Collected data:
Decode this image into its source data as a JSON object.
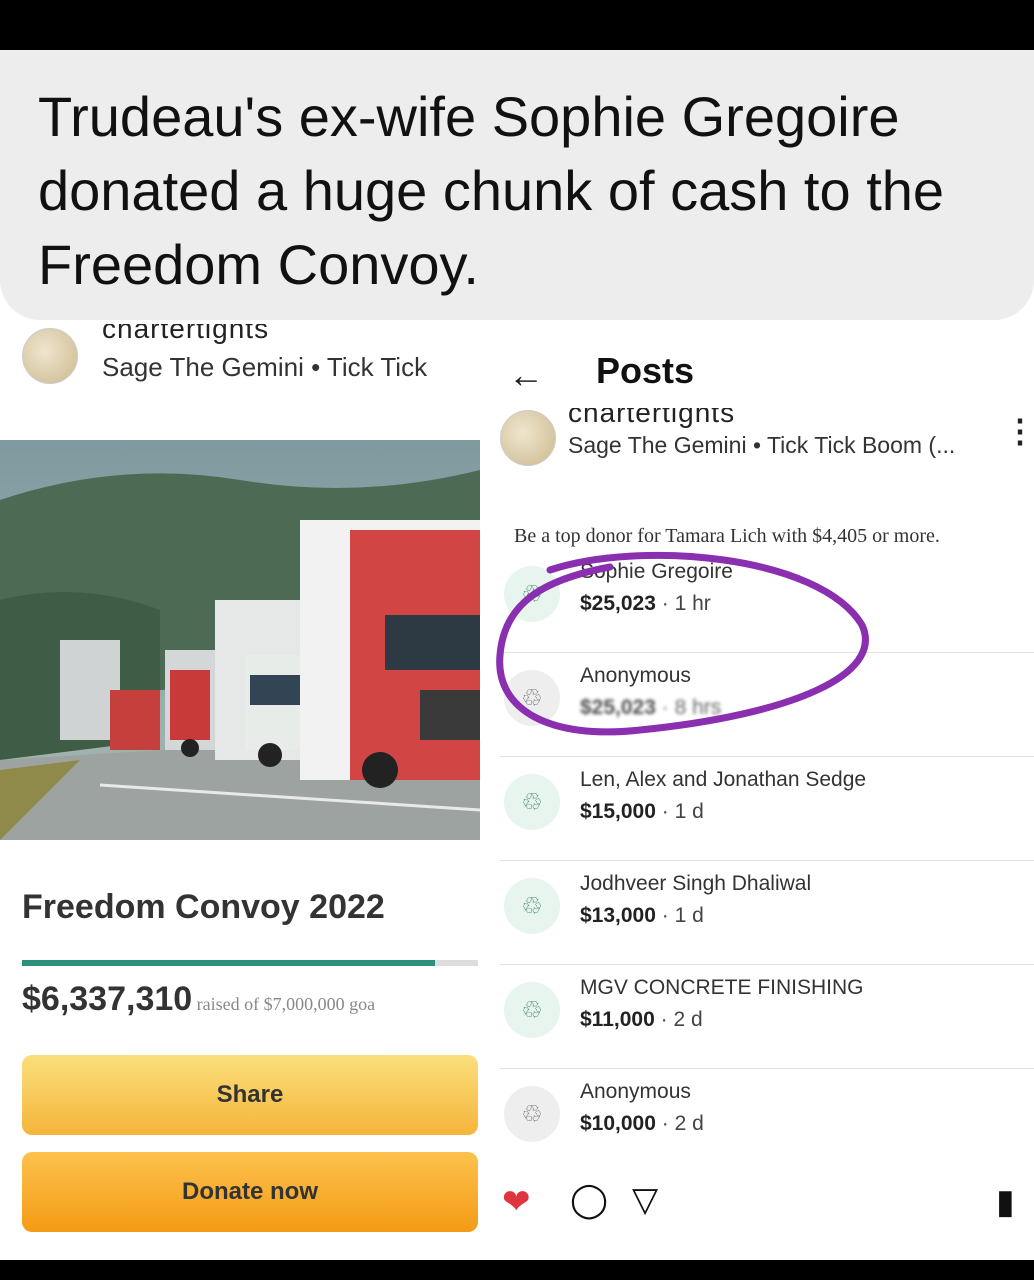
{
  "caption": "Trudeau's ex-wife Sophie Gregoire donated a huge chunk of cash to the Freedom Convoy.",
  "left_panel": {
    "account_name_cut": "chartertights",
    "account_sub": "Sage The Gemini • Tick Tick",
    "campaign_title": "Freedom Convoy 2022",
    "raised_amount": "$6,337,310",
    "raised_goal_text": "raised of $7,000,000 goa",
    "progress_fraction": 0.905,
    "share_label": "Share",
    "donate_label": "Donate now"
  },
  "right_panel": {
    "back_icon": "back-arrow-icon",
    "title": "Posts",
    "account_name_cut": "chartertights",
    "account_sub": "Sage The Gemini • Tick Tick Boom (...",
    "top_donor_text": "Be a top donor for Tamara Lich with $4,405 or more.",
    "donations": [
      {
        "name": "Sophie Gregoire",
        "amount": "$25,023",
        "time": "1 hr"
      },
      {
        "name": "Anonymous",
        "amount": "$25,023",
        "time": "8 hrs"
      },
      {
        "name": "Len, Alex and Jonathan Sedge",
        "amount": "$15,000",
        "time": "1 d"
      },
      {
        "name": "Jodhveer Singh Dhaliwal",
        "amount": "$13,000",
        "time": "1 d"
      },
      {
        "name": "MGV CONCRETE FINISHING",
        "amount": "$11,000",
        "time": "2 d"
      },
      {
        "name": "Anonymous",
        "amount": "$10,000",
        "time": "2 d"
      },
      {
        "name": "Anonymous",
        "amount": "",
        "time": ""
      }
    ]
  },
  "colors": {
    "progress_green": "#2c8f7b",
    "share_yellow": "#f5b53b",
    "donate_orange": "#f49b16",
    "annotation_purple": "#8a2fb0",
    "heart_red": "#e0343f"
  }
}
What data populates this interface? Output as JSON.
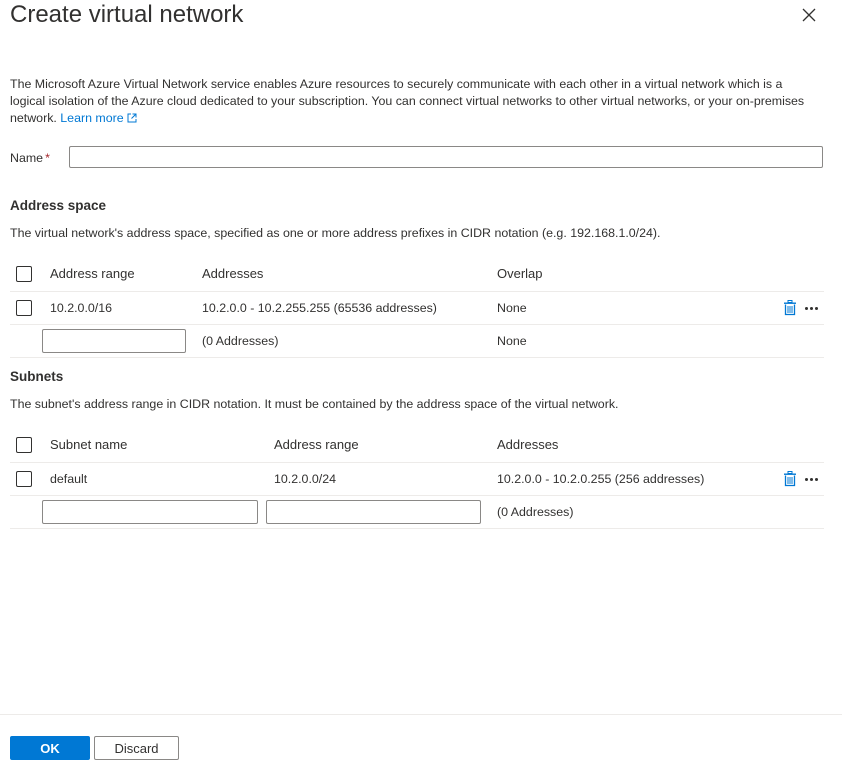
{
  "panel": {
    "title": "Create virtual network",
    "description": "The Microsoft Azure Virtual Network service enables Azure resources to securely communicate with each other in a virtual network which is a logical isolation of the Azure cloud dedicated to your subscription. You can connect virtual networks to other virtual networks, or your on-premises network.",
    "learn_more": "Learn more"
  },
  "name_field": {
    "label": "Name",
    "required_marker": "*",
    "value": ""
  },
  "address_space": {
    "title": "Address space",
    "description": "The virtual network's address space, specified as one or more address prefixes in CIDR notation (e.g. 192.168.1.0/24).",
    "columns": [
      "Address range",
      "Addresses",
      "Overlap"
    ],
    "rows": [
      {
        "range": "10.2.0.0/16",
        "addresses": "10.2.0.0 - 10.2.255.255 (65536 addresses)",
        "overlap": "None"
      }
    ],
    "new_row": {
      "range": "",
      "addresses": "(0 Addresses)",
      "overlap": "None"
    }
  },
  "subnets": {
    "title": "Subnets",
    "description": "The subnet's address range in CIDR notation. It must be contained by the address space of the virtual network.",
    "columns": [
      "Subnet name",
      "Address range",
      "Addresses"
    ],
    "rows": [
      {
        "name": "default",
        "range": "10.2.0.0/24",
        "addresses": "10.2.0.0 - 10.2.0.255 (256 addresses)"
      }
    ],
    "new_row": {
      "name": "",
      "range": "",
      "addresses": "(0 Addresses)"
    }
  },
  "footer": {
    "ok_label": "OK",
    "discard_label": "Discard"
  },
  "colors": {
    "accent": "#0078d4",
    "required": "#a4262c",
    "text": "#323130"
  },
  "icons": {
    "close": "close-icon",
    "external_link": "external-link-icon",
    "delete": "trash-icon",
    "more": "more-icon"
  }
}
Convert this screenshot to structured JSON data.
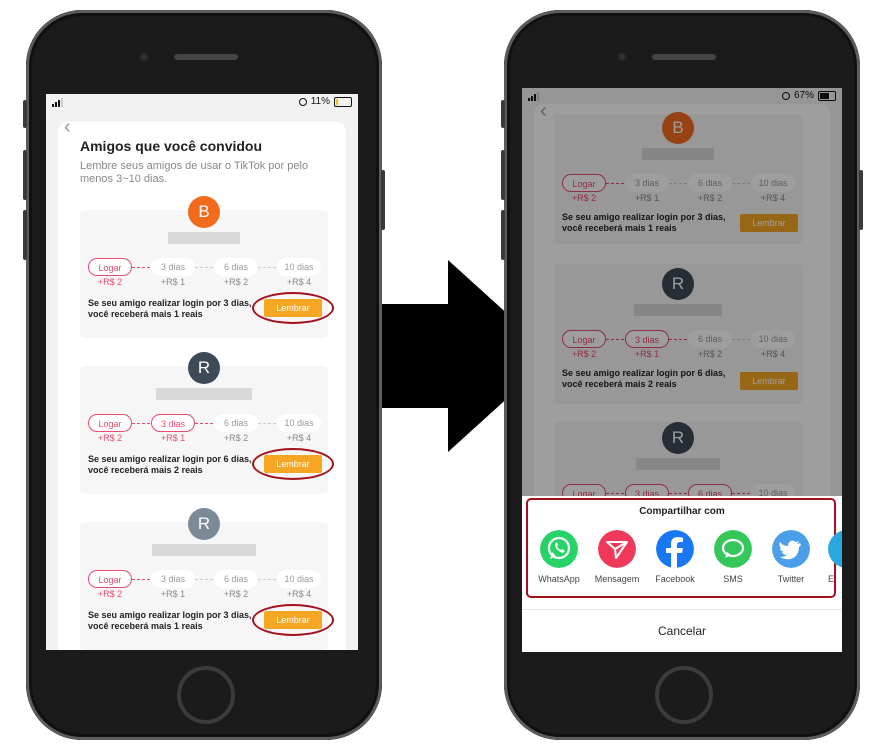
{
  "left_screen": {
    "status": {
      "battery": "11%"
    },
    "header": {
      "back_icon": "chevron-left-icon",
      "title": "Amigos que você convidou",
      "subtitle_line1": "Lembre seus amigos de usar o TikTok por pelo",
      "subtitle_line2": "menos 3~10 dias."
    },
    "cards": [
      {
        "avatar_letter": "B",
        "avatar_color": "#f26b1d",
        "steps": [
          {
            "label": "Logar",
            "reward": "+R$ 2",
            "active": true
          },
          {
            "label": "3 dias",
            "reward": "+R$ 1",
            "active": false
          },
          {
            "label": "6 dias",
            "reward": "+R$ 2",
            "active": false
          },
          {
            "label": "10 dias",
            "reward": "+R$ 4",
            "active": false
          }
        ],
        "message_line1": "Se seu amigo realizar login por 3 dias,",
        "message_line2": "você receberá mais 1 reais",
        "button": "Lembrar"
      },
      {
        "avatar_letter": "R",
        "avatar_color": "#3e4a57",
        "steps": [
          {
            "label": "Logar",
            "reward": "+R$ 2",
            "active": true
          },
          {
            "label": "3 dias",
            "reward": "+R$ 1",
            "active": true
          },
          {
            "label": "6 dias",
            "reward": "+R$ 2",
            "active": false
          },
          {
            "label": "10 dias",
            "reward": "+R$ 4",
            "active": false
          }
        ],
        "message_line1": "Se seu amigo realizar login por 6 dias,",
        "message_line2": "você receberá mais 2 reais",
        "button": "Lembrar"
      },
      {
        "avatar_letter": "R",
        "avatar_color": "#7b8a96",
        "steps": [
          {
            "label": "Logar",
            "reward": "+R$ 2",
            "active": true
          },
          {
            "label": "3 dias",
            "reward": "+R$ 1",
            "active": false
          },
          {
            "label": "6 dias",
            "reward": "+R$ 2",
            "active": false
          },
          {
            "label": "10 dias",
            "reward": "+R$ 4",
            "active": false
          }
        ],
        "message_line1": "Se seu amigo realizar login por 3 dias,",
        "message_line2": "você receberá mais 1 reais",
        "button": "Lembrar"
      }
    ]
  },
  "right_screen": {
    "status": {
      "battery": "67%"
    },
    "cards": [
      {
        "avatar_letter": "B",
        "avatar_color": "#f26b1d",
        "steps": [
          {
            "label": "Logar",
            "reward": "+R$ 2",
            "active": true
          },
          {
            "label": "3 dias",
            "reward": "+R$ 1",
            "active": false
          },
          {
            "label": "6 dias",
            "reward": "+R$ 2",
            "active": false
          },
          {
            "label": "10 dias",
            "reward": "+R$ 4",
            "active": false
          }
        ],
        "message_line1": "Se seu amigo realizar login por 3 dias,",
        "message_line2": "você receberá mais 1 reais",
        "button": "Lembrar"
      },
      {
        "avatar_letter": "R",
        "avatar_color": "#3e4a57",
        "steps": [
          {
            "label": "Logar",
            "reward": "+R$ 2",
            "active": true
          },
          {
            "label": "3 dias",
            "reward": "+R$ 1",
            "active": true
          },
          {
            "label": "6 dias",
            "reward": "+R$ 2",
            "active": false
          },
          {
            "label": "10 dias",
            "reward": "+R$ 4",
            "active": false
          }
        ],
        "message_line1": "Se seu amigo realizar login por 6 dias,",
        "message_line2": "você receberá mais 2 reais",
        "button": "Lembrar"
      },
      {
        "avatar_letter": "R",
        "avatar_color": "#3e4a57",
        "steps": [
          {
            "label": "Logar",
            "reward": "",
            "active": true
          },
          {
            "label": "3 dias",
            "reward": "",
            "active": true
          },
          {
            "label": "6 dias",
            "reward": "",
            "active": true
          },
          {
            "label": "10 dias",
            "reward": "",
            "active": false
          }
        ],
        "message_line1": "",
        "message_line2": "",
        "button": ""
      }
    ],
    "share_sheet": {
      "title": "Compartilhar com",
      "apps": [
        {
          "label": "WhatsApp",
          "icon": "whatsapp-icon",
          "color": "#25d366"
        },
        {
          "label": "Mensagem",
          "icon": "message-send-icon",
          "color": "#f0385a"
        },
        {
          "label": "Facebook",
          "icon": "facebook-icon",
          "color": "#1877f2"
        },
        {
          "label": "SMS",
          "icon": "sms-icon",
          "color": "#34c759"
        },
        {
          "label": "Twitter",
          "icon": "twitter-icon",
          "color": "#4a9fe8"
        },
        {
          "label": "E",
          "icon": "partial-app-icon",
          "color": "#29a9e0"
        }
      ],
      "cancel": "Cancelar"
    }
  },
  "arrow_icon": "right-arrow-icon",
  "colors": {
    "accent": "#e84b6b",
    "button": "#f5a623",
    "highlight": "#a4111c"
  }
}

REQUIREMENT:
Using the records above, say how many lines include the string "time". Only the number is wanted.

ANSWER TO THE EXERCISE:
7